Structured figure records:

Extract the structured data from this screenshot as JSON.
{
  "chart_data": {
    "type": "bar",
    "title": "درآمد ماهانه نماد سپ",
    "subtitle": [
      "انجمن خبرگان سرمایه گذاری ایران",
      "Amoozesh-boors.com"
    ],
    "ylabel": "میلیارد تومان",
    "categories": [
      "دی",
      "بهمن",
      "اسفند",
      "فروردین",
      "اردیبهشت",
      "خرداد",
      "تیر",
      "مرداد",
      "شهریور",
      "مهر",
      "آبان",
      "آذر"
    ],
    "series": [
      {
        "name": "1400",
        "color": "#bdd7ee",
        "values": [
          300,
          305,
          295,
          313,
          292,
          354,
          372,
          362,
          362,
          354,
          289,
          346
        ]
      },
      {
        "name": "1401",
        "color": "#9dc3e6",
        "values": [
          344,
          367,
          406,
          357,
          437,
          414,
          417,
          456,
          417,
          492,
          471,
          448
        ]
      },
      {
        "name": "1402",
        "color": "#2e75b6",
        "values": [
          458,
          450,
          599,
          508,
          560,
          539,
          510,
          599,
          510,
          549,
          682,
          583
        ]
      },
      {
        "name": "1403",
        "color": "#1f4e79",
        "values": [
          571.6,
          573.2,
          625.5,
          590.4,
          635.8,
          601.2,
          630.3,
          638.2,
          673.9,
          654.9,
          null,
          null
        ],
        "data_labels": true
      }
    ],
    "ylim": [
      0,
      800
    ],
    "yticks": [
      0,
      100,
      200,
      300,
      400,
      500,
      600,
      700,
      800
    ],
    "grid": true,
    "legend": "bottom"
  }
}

Exercise aim: Can you restate every record above word for word?

The solution:
Extract the structured data from this screenshot as JSON.
{
  "chart_data": {
    "type": "bar",
    "title": "درآمد ماهانه نماد سپ",
    "subtitle": [
      "انجمن خبرگان سرمایه گذاری ایران",
      "Amoozesh-boors.com"
    ],
    "ylabel": "میلیارد تومان",
    "categories": [
      "دی",
      "بهمن",
      "اسفند",
      "فروردین",
      "اردیبهشت",
      "خرداد",
      "تیر",
      "مرداد",
      "شهریور",
      "مهر",
      "آبان",
      "آذر"
    ],
    "series": [
      {
        "name": "1400",
        "color": "#bdd7ee",
        "values": [
          300,
          305,
          295,
          313,
          292,
          354,
          372,
          362,
          362,
          354,
          289,
          346
        ]
      },
      {
        "name": "1401",
        "color": "#9dc3e6",
        "values": [
          344,
          367,
          406,
          357,
          437,
          414,
          417,
          456,
          417,
          492,
          471,
          448
        ]
      },
      {
        "name": "1402",
        "color": "#2e75b6",
        "values": [
          458,
          450,
          599,
          508,
          560,
          539,
          510,
          599,
          510,
          549,
          682,
          583
        ]
      },
      {
        "name": "1403",
        "color": "#1f4e79",
        "values": [
          571.6,
          573.2,
          625.5,
          590.4,
          635.8,
          601.2,
          630.3,
          638.2,
          673.9,
          654.9,
          null,
          null
        ],
        "data_labels": true
      }
    ],
    "ylim": [
      0,
      800
    ],
    "yticks": [
      0,
      100,
      200,
      300,
      400,
      500,
      600,
      700,
      800
    ],
    "grid": true,
    "legend": "bottom"
  }
}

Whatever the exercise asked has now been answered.